** Instructions for the task **
Each line containing the word "задната" must be reported.

[Stored entries]
----------

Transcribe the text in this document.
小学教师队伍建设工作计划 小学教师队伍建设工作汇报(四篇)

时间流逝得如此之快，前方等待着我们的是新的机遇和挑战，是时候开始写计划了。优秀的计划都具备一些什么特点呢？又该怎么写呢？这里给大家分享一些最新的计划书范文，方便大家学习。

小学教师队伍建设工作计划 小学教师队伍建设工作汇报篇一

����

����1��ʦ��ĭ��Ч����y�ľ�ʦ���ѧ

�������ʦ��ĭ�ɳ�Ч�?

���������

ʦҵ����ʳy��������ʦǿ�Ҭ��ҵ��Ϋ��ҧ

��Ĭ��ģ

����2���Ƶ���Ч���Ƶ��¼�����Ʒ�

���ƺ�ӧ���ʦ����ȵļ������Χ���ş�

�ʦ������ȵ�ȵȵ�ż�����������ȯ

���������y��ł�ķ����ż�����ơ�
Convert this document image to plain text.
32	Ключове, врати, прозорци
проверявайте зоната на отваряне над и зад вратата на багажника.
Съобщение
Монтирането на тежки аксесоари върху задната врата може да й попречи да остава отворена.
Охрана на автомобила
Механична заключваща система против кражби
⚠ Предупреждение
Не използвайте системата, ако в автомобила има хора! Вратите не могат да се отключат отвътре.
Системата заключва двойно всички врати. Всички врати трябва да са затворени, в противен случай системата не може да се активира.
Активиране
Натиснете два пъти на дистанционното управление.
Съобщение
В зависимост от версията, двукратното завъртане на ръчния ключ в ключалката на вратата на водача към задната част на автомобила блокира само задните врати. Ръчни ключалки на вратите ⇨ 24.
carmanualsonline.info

----------

** Completed exercise **
Монтирането на тежки аксесоари върху задната врата може да й попречи да остава отворена.
В зависимост от версията, двукратното завъртане на ръчния ключ в ключалката на вратата на водача към задната част на автомобила блокира само задните врати. Ръчни ключалки на вратите ⇨ 24.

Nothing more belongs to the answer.